* BEGIN *

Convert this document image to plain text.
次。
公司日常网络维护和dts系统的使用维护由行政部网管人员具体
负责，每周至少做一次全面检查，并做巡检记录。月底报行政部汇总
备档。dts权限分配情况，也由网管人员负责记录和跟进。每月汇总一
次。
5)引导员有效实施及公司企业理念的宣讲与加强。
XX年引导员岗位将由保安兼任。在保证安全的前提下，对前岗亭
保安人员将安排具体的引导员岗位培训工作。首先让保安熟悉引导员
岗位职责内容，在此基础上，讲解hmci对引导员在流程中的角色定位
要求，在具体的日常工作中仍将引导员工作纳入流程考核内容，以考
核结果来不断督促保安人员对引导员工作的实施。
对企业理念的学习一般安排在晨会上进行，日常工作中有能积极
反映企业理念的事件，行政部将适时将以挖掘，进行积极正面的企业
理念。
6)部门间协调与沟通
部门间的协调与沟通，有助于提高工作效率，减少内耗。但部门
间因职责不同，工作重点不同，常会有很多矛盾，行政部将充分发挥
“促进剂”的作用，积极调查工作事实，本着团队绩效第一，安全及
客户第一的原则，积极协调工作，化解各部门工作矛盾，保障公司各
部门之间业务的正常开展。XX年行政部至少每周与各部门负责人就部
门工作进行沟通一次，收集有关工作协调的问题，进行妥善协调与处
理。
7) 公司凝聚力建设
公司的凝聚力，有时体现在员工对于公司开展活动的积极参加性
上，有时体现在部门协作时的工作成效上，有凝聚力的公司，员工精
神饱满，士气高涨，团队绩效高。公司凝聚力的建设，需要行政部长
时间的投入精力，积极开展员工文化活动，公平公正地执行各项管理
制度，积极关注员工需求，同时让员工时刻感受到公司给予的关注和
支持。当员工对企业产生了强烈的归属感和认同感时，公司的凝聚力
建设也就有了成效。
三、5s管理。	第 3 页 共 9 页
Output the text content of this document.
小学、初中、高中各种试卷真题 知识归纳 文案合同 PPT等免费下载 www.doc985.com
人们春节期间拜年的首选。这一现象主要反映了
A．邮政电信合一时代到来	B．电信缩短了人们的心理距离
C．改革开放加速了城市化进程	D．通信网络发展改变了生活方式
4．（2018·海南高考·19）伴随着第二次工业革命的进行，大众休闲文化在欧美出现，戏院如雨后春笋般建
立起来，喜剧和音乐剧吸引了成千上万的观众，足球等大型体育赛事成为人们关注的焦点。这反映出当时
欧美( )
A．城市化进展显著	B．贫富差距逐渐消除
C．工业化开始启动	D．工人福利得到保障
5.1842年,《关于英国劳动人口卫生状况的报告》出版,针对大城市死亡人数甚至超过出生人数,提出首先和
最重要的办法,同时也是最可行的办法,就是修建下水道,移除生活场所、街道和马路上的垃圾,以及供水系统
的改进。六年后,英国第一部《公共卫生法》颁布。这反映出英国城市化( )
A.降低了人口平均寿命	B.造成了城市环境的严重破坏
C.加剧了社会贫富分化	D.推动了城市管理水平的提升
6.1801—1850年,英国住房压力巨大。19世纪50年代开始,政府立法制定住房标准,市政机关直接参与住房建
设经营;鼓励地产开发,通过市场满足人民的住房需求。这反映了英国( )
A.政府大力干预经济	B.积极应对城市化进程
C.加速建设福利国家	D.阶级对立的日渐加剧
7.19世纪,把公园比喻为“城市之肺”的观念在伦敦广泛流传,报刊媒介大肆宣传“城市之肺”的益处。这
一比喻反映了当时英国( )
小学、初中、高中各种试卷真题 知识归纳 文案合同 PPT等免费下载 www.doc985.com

* END *

Aim of the exercise.
Write out every line of the data that holds the word "公司的凝聚力".

Written answer.
公司的凝聚力，有时体现在员工对于公司开展活动的积极参加性
支持。当员工对企业产生了强烈的归属感和认同感时，公司的凝聚力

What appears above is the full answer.